** Begin **
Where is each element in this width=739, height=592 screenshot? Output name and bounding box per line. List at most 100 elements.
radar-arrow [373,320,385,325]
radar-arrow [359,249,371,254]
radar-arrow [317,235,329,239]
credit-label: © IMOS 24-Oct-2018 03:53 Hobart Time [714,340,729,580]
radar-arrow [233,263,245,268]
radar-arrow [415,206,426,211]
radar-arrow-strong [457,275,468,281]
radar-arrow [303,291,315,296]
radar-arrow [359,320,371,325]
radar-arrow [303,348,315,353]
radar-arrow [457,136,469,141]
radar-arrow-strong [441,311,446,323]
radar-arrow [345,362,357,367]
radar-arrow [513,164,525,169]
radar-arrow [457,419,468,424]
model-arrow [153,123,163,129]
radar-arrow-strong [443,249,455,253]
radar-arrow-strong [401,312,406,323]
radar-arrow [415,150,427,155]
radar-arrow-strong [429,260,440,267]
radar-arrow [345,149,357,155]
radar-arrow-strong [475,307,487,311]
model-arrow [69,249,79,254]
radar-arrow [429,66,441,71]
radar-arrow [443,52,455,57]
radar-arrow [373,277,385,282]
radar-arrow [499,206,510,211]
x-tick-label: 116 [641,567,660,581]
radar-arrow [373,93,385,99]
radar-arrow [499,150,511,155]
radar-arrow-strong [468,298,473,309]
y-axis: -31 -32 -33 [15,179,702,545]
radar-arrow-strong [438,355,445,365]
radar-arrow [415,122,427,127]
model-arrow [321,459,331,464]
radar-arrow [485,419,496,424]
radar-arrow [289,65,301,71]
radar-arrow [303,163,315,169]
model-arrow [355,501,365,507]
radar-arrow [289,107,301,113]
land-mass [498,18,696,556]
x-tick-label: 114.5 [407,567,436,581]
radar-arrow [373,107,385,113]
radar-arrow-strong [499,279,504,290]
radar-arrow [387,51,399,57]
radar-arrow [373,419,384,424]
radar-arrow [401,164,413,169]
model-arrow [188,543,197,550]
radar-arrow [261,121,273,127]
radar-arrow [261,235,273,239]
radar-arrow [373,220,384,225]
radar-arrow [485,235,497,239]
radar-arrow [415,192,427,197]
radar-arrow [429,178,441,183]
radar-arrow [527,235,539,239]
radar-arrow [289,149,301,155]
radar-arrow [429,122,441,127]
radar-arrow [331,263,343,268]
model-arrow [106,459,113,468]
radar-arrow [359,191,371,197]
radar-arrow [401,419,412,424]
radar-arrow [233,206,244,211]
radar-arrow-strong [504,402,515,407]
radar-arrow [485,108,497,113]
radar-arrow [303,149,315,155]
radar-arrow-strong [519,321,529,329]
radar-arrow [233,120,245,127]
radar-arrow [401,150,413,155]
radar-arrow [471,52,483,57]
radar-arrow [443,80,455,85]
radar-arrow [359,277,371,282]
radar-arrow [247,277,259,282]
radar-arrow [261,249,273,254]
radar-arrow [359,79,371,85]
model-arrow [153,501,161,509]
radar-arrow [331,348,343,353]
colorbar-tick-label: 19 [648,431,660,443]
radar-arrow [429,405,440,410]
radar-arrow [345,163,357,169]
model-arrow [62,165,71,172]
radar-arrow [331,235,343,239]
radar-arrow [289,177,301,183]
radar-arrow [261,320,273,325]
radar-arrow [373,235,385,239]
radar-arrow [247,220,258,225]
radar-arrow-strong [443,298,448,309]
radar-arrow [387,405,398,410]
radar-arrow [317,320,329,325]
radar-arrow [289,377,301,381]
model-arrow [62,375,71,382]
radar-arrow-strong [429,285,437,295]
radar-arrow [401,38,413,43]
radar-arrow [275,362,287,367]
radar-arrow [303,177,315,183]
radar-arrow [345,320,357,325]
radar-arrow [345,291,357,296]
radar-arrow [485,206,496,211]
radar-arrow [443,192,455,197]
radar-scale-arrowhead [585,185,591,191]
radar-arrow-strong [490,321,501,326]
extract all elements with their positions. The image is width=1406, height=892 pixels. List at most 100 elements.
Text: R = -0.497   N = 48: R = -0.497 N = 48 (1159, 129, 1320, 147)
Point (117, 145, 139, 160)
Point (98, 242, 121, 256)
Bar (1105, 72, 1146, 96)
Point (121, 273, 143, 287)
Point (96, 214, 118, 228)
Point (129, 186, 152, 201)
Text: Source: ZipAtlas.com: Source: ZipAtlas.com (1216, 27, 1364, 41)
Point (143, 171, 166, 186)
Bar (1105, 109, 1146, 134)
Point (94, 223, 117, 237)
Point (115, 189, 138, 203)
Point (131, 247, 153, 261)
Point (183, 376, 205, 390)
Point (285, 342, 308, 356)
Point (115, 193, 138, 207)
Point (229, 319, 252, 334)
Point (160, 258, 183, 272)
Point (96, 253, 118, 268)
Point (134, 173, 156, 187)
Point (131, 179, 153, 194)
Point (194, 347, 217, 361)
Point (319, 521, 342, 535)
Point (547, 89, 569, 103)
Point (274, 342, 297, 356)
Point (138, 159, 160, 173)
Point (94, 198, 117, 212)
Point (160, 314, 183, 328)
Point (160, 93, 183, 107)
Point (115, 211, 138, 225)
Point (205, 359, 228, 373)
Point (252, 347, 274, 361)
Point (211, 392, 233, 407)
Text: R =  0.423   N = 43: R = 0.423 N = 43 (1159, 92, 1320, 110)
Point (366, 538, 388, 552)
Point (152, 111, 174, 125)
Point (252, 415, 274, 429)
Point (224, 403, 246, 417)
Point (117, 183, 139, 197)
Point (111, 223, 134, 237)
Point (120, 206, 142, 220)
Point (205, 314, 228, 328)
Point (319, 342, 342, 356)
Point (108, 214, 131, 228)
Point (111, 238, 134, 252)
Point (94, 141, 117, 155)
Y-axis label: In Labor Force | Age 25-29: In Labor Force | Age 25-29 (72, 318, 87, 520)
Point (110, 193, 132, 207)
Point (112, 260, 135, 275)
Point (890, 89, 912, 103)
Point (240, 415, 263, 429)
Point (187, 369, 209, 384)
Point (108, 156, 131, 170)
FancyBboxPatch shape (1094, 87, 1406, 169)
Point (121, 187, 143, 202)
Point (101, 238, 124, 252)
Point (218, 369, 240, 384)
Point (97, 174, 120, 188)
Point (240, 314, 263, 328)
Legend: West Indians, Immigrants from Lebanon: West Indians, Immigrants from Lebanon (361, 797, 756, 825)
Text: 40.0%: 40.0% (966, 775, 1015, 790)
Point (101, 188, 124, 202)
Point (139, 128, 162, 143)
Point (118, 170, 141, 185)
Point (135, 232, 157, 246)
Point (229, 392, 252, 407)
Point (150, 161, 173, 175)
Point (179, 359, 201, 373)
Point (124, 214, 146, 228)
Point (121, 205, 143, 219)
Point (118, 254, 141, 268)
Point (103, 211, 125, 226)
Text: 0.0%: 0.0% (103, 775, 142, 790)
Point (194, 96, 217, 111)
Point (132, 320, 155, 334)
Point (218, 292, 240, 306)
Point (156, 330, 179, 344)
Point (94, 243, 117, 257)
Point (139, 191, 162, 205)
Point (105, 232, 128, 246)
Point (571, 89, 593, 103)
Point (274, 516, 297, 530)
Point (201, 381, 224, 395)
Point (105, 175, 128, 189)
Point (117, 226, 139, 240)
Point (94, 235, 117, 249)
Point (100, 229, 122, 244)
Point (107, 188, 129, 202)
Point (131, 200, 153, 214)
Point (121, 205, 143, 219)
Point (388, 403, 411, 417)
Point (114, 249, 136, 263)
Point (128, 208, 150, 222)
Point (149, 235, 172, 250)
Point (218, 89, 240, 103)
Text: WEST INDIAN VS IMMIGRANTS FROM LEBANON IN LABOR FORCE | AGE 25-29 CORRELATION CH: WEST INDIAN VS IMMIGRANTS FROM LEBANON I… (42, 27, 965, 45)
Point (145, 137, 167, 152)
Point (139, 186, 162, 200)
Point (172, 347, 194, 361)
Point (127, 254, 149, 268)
** End **
## [Given instruction]
Copy the material above word for word, from its first line through the line containing "radar-arrow-strong [443,249,455,253]", with both ends included.

## [Exercise response]
Where is each element in this width=739, height=592 screenshot? Output name and bounding box per line. List at most 100 elements.
radar-arrow [373,320,385,325]
radar-arrow [359,249,371,254]
radar-arrow [317,235,329,239]
credit-label: © IMOS 24-Oct-2018 03:53 Hobart Time [714,340,729,580]
radar-arrow [233,263,245,268]
radar-arrow [415,206,426,211]
radar-arrow-strong [457,275,468,281]
radar-arrow [303,291,315,296]
radar-arrow [359,320,371,325]
radar-arrow [303,348,315,353]
radar-arrow [457,136,469,141]
radar-arrow-strong [441,311,446,323]
radar-arrow [345,362,357,367]
radar-arrow [513,164,525,169]
radar-arrow [457,419,468,424]
model-arrow [153,123,163,129]
radar-arrow-strong [443,249,455,253]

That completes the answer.